Return the records that follow unaltered. Omit every picture.
— START OF Records for the task —
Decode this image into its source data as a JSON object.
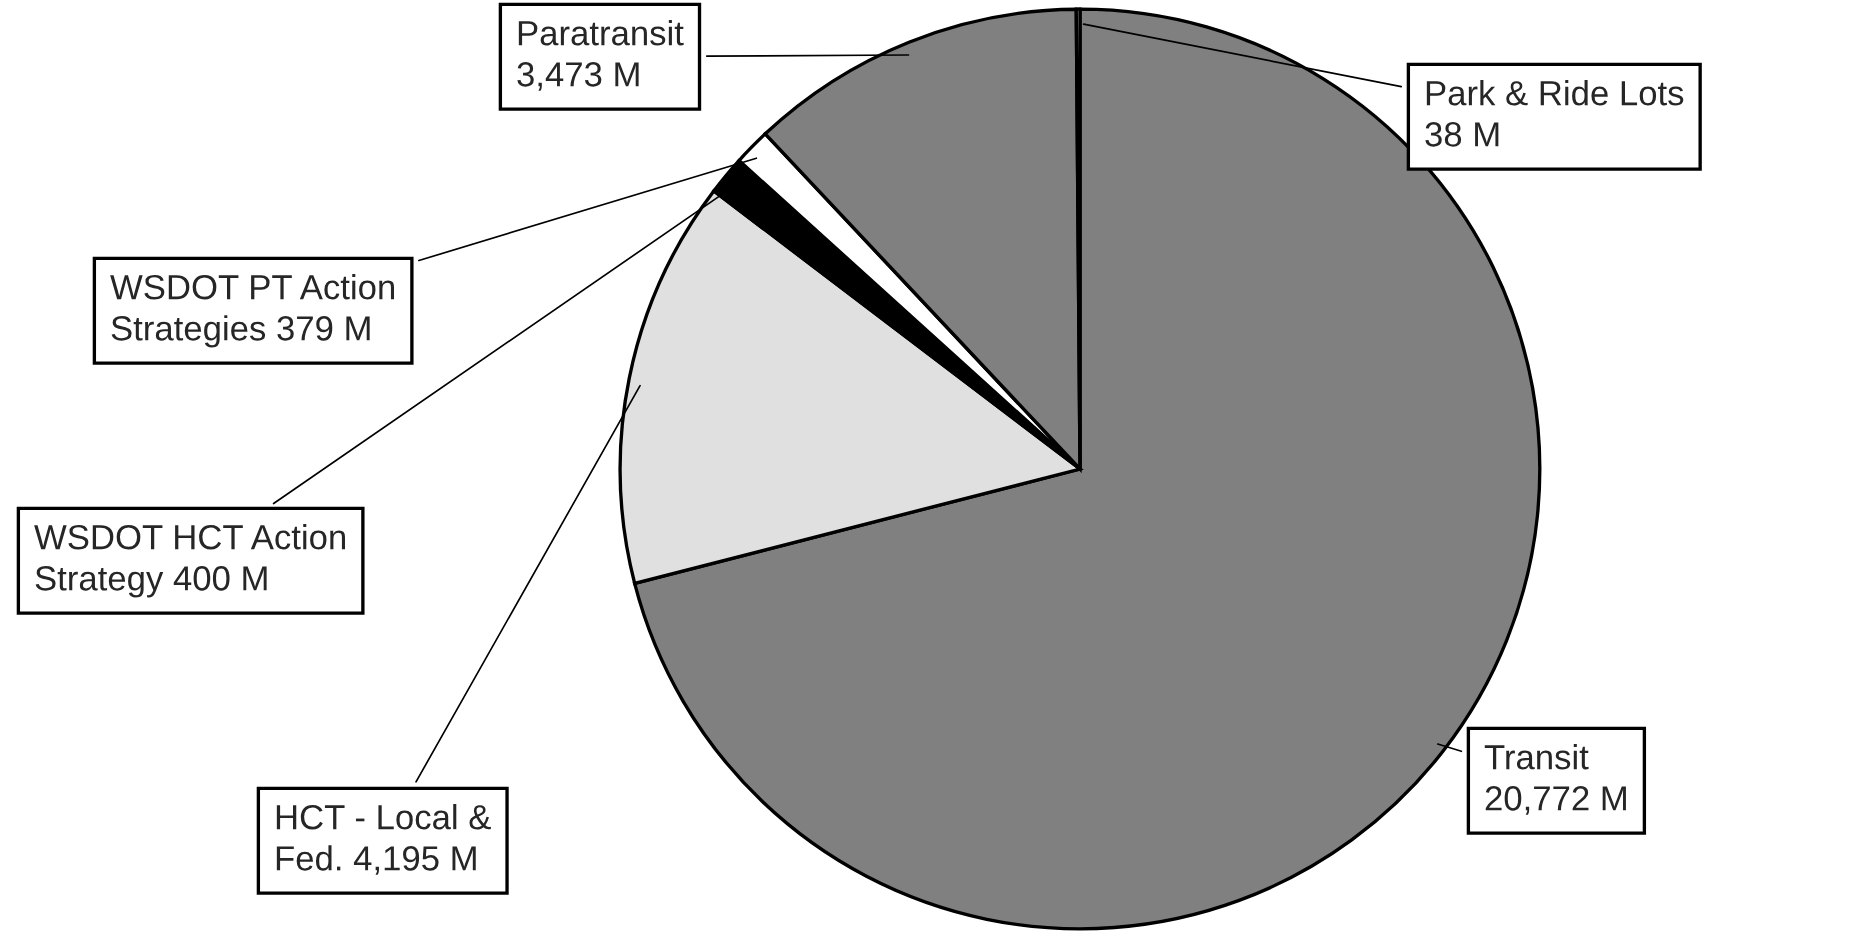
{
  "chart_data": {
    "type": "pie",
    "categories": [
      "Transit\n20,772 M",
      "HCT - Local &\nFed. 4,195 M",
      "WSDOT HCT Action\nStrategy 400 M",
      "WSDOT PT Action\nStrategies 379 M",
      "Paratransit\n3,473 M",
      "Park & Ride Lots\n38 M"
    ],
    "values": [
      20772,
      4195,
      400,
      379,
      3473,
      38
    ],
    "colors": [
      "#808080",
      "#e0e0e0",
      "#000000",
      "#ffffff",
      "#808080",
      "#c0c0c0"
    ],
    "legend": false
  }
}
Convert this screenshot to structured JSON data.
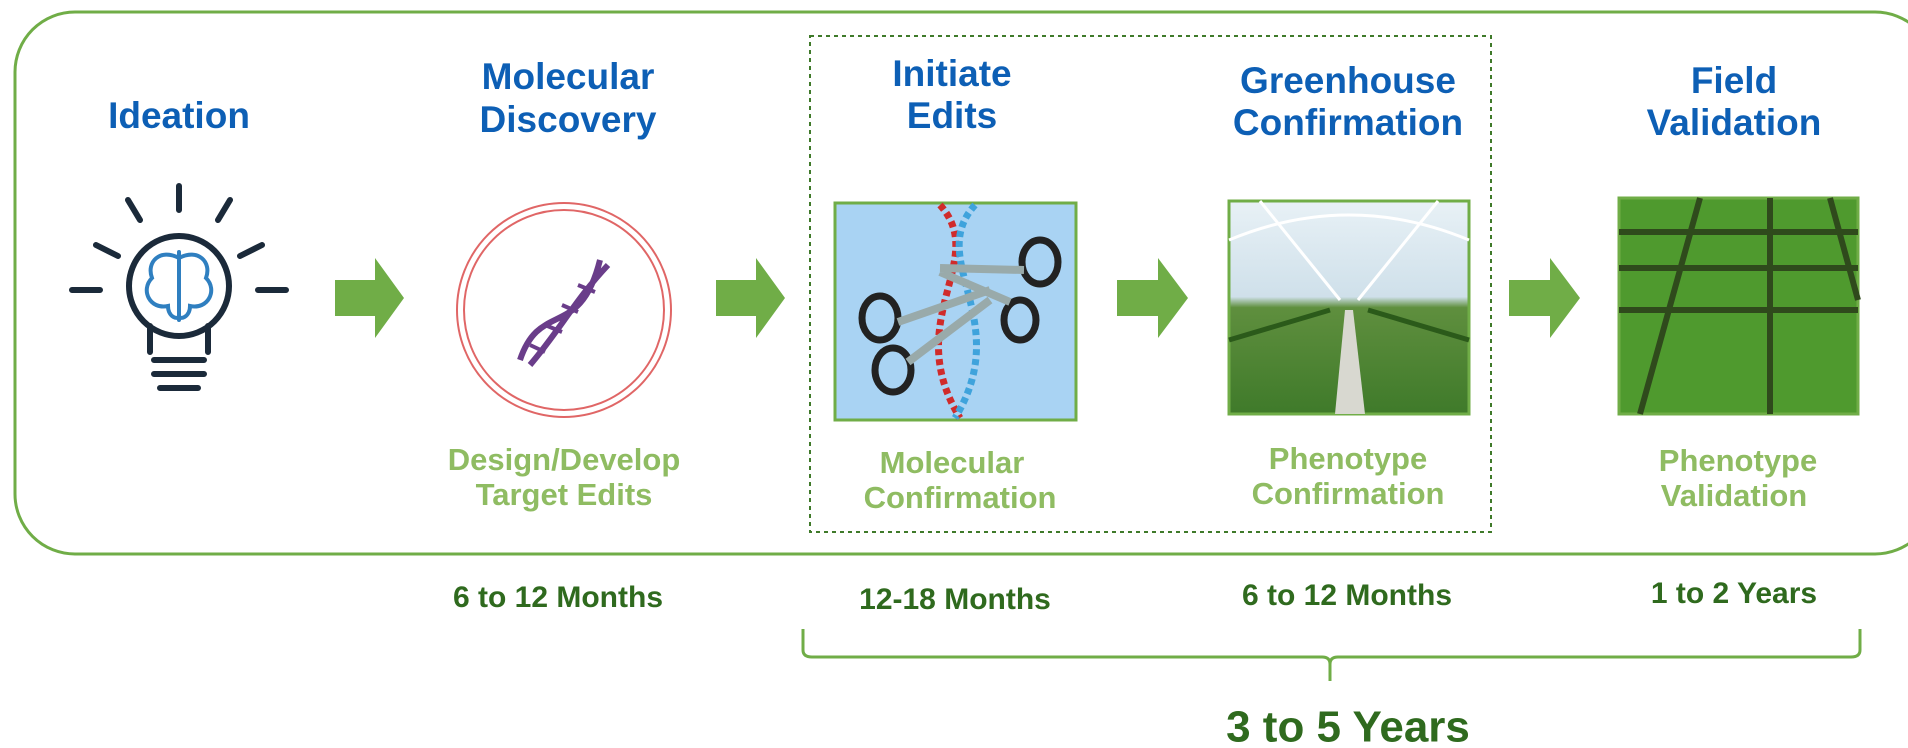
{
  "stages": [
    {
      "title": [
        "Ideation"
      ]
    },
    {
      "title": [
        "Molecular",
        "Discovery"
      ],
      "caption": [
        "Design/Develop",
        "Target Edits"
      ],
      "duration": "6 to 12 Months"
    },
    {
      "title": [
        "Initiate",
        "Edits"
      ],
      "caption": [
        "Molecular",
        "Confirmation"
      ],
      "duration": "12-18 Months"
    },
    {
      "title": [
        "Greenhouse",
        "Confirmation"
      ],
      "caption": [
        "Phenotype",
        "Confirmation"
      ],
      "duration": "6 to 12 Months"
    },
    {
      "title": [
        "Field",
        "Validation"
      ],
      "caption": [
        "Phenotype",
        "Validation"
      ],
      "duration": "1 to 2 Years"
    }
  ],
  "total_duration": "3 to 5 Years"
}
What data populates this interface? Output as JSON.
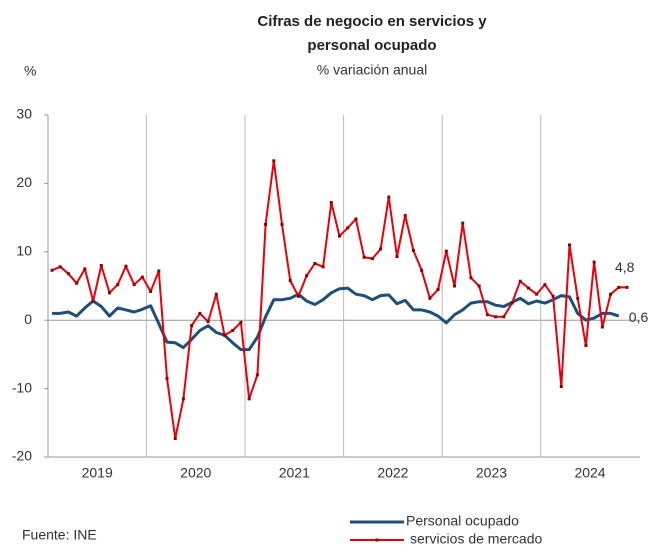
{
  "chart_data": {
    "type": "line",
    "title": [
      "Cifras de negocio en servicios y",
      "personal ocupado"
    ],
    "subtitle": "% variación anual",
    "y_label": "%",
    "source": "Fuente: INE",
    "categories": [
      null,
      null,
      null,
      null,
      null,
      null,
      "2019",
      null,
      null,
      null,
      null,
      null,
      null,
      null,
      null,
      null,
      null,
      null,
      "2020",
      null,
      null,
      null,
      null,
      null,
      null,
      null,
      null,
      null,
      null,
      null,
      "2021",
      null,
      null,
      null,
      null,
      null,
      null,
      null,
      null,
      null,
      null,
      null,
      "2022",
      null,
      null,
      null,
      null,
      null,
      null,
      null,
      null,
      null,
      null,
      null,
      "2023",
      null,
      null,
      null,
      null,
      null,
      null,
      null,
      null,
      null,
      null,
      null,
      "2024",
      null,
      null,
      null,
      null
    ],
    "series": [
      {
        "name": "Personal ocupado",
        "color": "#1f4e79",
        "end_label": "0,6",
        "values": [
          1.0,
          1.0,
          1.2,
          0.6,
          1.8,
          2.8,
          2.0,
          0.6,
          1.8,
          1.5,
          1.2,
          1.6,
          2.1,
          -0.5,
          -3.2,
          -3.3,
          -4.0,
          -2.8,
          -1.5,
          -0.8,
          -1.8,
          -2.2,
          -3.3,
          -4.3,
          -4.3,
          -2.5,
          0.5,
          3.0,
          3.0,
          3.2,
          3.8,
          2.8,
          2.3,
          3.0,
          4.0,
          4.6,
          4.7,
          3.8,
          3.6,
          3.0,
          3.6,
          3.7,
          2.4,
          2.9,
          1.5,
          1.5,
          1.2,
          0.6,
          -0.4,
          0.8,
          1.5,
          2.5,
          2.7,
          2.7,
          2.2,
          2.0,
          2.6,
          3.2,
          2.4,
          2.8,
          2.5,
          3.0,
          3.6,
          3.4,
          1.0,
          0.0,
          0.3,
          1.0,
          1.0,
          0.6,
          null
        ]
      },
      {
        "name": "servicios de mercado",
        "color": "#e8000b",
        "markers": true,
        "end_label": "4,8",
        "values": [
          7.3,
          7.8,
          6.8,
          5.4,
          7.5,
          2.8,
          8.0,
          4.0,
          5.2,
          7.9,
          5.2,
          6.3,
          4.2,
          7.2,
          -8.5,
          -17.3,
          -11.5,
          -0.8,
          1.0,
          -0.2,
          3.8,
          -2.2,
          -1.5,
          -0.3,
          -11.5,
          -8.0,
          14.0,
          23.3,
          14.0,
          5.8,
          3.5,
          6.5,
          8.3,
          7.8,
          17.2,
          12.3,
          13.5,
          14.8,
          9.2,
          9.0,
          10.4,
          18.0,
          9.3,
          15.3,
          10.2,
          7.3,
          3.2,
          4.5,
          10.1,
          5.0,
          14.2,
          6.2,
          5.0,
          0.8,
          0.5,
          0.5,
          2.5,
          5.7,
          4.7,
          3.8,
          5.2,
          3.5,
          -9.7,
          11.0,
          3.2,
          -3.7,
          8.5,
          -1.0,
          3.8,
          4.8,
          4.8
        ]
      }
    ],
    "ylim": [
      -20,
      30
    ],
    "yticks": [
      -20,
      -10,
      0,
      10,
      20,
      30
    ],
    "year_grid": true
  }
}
— END OF Records for the task —
■ **Written solution**:
Decode this image into its source data as a JSON object.
{
  "chart_data": {
    "type": "pie",
    "categories": [
      "Transit\n20,772 M",
      "HCT - Local &\nFed. 4,195 M",
      "WSDOT HCT Action\nStrategy 400 M",
      "WSDOT PT Action\nStrategies 379 M",
      "Paratransit\n3,473 M",
      "Park & Ride Lots\n38 M"
    ],
    "values": [
      20772,
      4195,
      400,
      379,
      3473,
      38
    ],
    "colors": [
      "#808080",
      "#e0e0e0",
      "#000000",
      "#ffffff",
      "#808080",
      "#c0c0c0"
    ],
    "legend": false
  }
}
Convert this screenshot to structured JSON data.
{
  "stages": [
    {
      "title": [
        "Ideation"
      ]
    },
    {
      "title": [
        "Molecular",
        "Discovery"
      ],
      "caption": [
        "Design/Develop",
        "Target Edits"
      ],
      "duration": "6 to 12 Months"
    },
    {
      "title": [
        "Initiate",
        "Edits"
      ],
      "caption": [
        "Molecular",
        "Confirmation"
      ],
      "duration": "12-18 Months"
    },
    {
      "title": [
        "Greenhouse",
        "Confirmation"
      ],
      "caption": [
        "Phenotype",
        "Confirmation"
      ],
      "duration": "6 to 12 Months"
    },
    {
      "title": [
        "Field",
        "Validation"
      ],
      "caption": [
        "Phenotype",
        "Validation"
      ],
      "duration": "1 to 2 Years"
    }
  ],
  "total_duration": "3 to 5 Years"
}
What data populates this interface? Output as JSON.
{
  "chart_data": {
    "type": "line",
    "title": [
      "Cifras de negocio en servicios y",
      "personal ocupado"
    ],
    "subtitle": "% variación anual",
    "y_label": "%",
    "source": "Fuente: INE",
    "categories": [
      null,
      null,
      null,
      null,
      null,
      null,
      "2019",
      null,
      null,
      null,
      null,
      null,
      null,
      null,
      null,
      null,
      null,
      null,
      "2020",
      null,
      null,
      null,
      null,
      null,
      null,
      null,
      null,
      null,
      null,
      null,
      "2021",
      null,
      null,
      null,
      null,
      null,
      null,
      null,
      null,
      null,
      null,
      null,
      "2022",
      null,
      null,
      null,
      null,
      null,
      null,
      null,
      null,
      null,
      null,
      null,
      "2023",
      null,
      null,
      null,
      null,
      null,
      null,
      null,
      null,
      null,
      null,
      null,
      "2024",
      null,
      null,
      null,
      null
    ],
    "series": [
      {
        "name": "Personal ocupado",
        "color": "#1f4e79",
        "end_label": "0,6",
        "values": [
          1.0,
          1.0,
          1.2,
          0.6,
          1.8,
          2.8,
          2.0,
          0.6,
          1.8,
          1.5,
          1.2,
          1.6,
          2.1,
          -0.5,
          -3.2,
          -3.3,
          -4.0,
          -2.8,
          -1.5,
          -0.8,
          -1.8,
          -2.2,
          -3.3,
          -4.3,
          -4.3,
          -2.5,
          0.5,
          3.0,
          3.0,
          3.2,
          3.8,
          2.8,
          2.3,
          3.0,
          4.0,
          4.6,
          4.7,
          3.8,
          3.6,
          3.0,
          3.6,
          3.7,
          2.4,
          2.9,
          1.5,
          1.5,
          1.2,
          0.6,
          -0.4,
          0.8,
          1.5,
          2.5,
          2.7,
          2.7,
          2.2,
          2.0,
          2.6,
          3.2,
          2.4,
          2.8,
          2.5,
          3.0,
          3.6,
          3.4,
          1.0,
          0.0,
          0.3,
          1.0,
          1.0,
          0.6,
          null
        ]
      },
      {
        "name": "servicios de mercado",
        "color": "#e8000b",
        "markers": true,
        "end_label": "4,8",
        "values": [
          7.3,
          7.8,
          6.8,
          5.4,
          7.5,
          2.8,
          8.0,
          4.0,
          5.2,
          7.9,
          5.2,
          6.3,
          4.2,
          7.2,
          -8.5,
          -17.3,
          -11.5,
          -0.8,
          1.0,
          -0.2,
          3.8,
          -2.2,
          -1.5,
          -0.3,
          -11.5,
          -8.0,
          14.0,
          23.3,
          14.0,
          5.8,
          3.5,
          6.5,
          8.3,
          7.8,
          17.2,
          12.3,
          13.5,
          14.8,
          9.2,
          9.0,
          10.4,
          18.0,
          9.3,
          15.3,
          10.2,
          7.3,
          3.2,
          4.5,
          10.1,
          5.0,
          14.2,
          6.2,
          5.0,
          0.8,
          0.5,
          0.5,
          2.5,
          5.7,
          4.7,
          3.8,
          5.2,
          3.5,
          -9.7,
          11.0,
          3.2,
          -3.7,
          8.5,
          -1.0,
          3.8,
          4.8,
          4.8
        ]
      }
    ],
    "ylim": [
      -20,
      30
    ],
    "yticks": [
      -20,
      -10,
      0,
      10,
      20,
      30
    ],
    "year_grid": true
  }
}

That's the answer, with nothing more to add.